- [Directions] Check each line of the data below for the word "over", then extract the ones that have it.

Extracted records
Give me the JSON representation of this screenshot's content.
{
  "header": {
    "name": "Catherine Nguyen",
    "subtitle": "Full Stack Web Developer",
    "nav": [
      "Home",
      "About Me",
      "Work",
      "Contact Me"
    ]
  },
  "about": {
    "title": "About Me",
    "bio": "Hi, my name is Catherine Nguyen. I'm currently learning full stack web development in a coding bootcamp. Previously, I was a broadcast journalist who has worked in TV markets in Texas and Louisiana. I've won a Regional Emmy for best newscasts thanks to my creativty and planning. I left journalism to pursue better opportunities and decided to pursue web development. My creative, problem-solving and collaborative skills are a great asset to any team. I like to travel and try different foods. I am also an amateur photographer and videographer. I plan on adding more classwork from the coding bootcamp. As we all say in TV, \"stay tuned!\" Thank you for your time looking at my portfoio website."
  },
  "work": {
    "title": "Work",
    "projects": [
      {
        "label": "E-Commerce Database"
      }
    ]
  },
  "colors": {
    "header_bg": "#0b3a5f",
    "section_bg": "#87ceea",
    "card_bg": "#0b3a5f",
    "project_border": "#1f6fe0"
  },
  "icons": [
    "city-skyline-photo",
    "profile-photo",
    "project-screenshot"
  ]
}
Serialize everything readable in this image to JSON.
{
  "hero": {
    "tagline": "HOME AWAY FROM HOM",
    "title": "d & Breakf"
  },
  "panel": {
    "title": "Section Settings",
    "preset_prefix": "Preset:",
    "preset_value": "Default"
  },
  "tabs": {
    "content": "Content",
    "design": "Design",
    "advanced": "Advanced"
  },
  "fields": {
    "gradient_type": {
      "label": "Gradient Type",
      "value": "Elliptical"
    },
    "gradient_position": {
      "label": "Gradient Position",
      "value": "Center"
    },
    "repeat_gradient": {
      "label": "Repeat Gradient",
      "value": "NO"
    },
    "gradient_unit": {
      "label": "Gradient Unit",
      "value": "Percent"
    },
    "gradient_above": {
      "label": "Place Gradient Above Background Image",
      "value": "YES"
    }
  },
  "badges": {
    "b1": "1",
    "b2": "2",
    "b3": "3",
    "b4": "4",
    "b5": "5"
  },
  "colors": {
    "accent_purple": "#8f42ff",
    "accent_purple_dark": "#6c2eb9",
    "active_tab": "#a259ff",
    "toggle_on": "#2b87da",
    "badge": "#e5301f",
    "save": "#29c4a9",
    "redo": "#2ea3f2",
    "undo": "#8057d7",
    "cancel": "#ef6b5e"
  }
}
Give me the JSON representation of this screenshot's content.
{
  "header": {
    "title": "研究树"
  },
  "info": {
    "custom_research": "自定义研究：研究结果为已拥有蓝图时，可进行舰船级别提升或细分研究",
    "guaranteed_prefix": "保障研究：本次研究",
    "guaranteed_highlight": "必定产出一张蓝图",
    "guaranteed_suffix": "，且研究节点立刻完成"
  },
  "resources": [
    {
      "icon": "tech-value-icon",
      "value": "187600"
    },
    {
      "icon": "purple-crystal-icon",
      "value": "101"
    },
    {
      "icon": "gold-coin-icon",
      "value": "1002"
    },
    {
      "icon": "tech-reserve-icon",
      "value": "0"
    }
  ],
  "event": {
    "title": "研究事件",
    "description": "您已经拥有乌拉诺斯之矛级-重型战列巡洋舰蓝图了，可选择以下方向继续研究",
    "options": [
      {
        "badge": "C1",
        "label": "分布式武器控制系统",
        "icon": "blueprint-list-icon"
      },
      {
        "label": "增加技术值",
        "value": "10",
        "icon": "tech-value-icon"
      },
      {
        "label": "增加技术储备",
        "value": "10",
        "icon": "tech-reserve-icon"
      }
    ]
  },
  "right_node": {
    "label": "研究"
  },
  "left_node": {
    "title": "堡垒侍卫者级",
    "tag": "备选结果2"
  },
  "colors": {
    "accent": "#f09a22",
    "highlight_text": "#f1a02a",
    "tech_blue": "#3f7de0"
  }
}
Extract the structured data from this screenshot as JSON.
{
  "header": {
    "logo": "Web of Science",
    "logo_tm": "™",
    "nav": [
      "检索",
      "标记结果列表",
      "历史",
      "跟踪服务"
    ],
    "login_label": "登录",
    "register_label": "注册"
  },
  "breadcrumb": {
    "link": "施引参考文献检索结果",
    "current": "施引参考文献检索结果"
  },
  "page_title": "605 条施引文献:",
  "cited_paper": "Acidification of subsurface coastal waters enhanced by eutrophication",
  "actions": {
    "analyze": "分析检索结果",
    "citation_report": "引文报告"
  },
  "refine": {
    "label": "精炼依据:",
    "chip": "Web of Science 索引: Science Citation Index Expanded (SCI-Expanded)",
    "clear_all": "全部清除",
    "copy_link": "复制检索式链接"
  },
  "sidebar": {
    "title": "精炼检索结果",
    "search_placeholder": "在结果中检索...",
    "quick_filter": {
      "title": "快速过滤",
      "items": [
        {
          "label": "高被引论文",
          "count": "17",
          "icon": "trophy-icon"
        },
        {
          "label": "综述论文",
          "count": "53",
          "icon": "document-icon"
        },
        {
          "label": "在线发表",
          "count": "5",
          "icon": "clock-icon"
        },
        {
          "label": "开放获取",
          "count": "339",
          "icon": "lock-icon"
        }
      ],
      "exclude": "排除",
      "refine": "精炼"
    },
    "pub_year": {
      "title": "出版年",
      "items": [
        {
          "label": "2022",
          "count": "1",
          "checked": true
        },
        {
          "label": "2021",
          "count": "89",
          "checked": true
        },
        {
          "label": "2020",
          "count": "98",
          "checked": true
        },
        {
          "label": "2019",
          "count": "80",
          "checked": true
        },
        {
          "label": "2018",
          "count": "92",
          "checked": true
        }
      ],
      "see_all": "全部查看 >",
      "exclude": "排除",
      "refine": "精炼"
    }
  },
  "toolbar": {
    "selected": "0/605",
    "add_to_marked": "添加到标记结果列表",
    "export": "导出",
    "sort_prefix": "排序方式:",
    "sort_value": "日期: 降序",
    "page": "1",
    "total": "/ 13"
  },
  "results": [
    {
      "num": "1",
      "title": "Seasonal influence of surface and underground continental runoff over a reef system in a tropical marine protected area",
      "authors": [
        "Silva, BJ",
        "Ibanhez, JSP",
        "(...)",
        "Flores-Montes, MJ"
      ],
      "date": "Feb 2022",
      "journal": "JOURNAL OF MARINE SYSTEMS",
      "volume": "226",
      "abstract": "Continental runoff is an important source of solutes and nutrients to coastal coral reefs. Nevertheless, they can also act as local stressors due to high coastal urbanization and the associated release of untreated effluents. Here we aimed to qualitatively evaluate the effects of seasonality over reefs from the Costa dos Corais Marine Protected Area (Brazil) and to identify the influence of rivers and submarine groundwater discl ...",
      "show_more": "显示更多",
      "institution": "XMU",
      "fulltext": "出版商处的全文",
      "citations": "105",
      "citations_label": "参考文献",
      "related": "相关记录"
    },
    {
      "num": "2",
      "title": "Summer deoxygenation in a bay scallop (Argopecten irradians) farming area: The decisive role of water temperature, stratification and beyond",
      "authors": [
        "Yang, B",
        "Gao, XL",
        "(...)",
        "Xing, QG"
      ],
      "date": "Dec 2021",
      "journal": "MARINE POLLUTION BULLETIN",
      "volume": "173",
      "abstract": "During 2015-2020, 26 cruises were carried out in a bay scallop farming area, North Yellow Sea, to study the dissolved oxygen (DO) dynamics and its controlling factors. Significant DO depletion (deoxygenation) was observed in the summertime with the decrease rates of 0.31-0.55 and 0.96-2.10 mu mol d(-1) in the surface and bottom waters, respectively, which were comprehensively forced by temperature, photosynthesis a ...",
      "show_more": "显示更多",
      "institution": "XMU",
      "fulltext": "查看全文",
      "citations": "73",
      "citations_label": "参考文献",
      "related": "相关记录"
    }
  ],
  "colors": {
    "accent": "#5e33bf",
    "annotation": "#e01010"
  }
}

- [The result]
      "title": "Seasonal influence of surface and underground continental runoff over a reef system in a tropical marine protected area",
      "abstract": "Continental runoff is an important source of solutes and nutrients to coastal coral reefs. Nevertheless, they can also act as local stressors due to high coastal urbanization and the associated release of untreated effluents. Here we aimed to qualitatively evaluate the effects of seasonality over reefs from the Costa dos Corais Marine Protected Area (Brazil) and to identify the influence of rivers and submarine groundwater discl ...",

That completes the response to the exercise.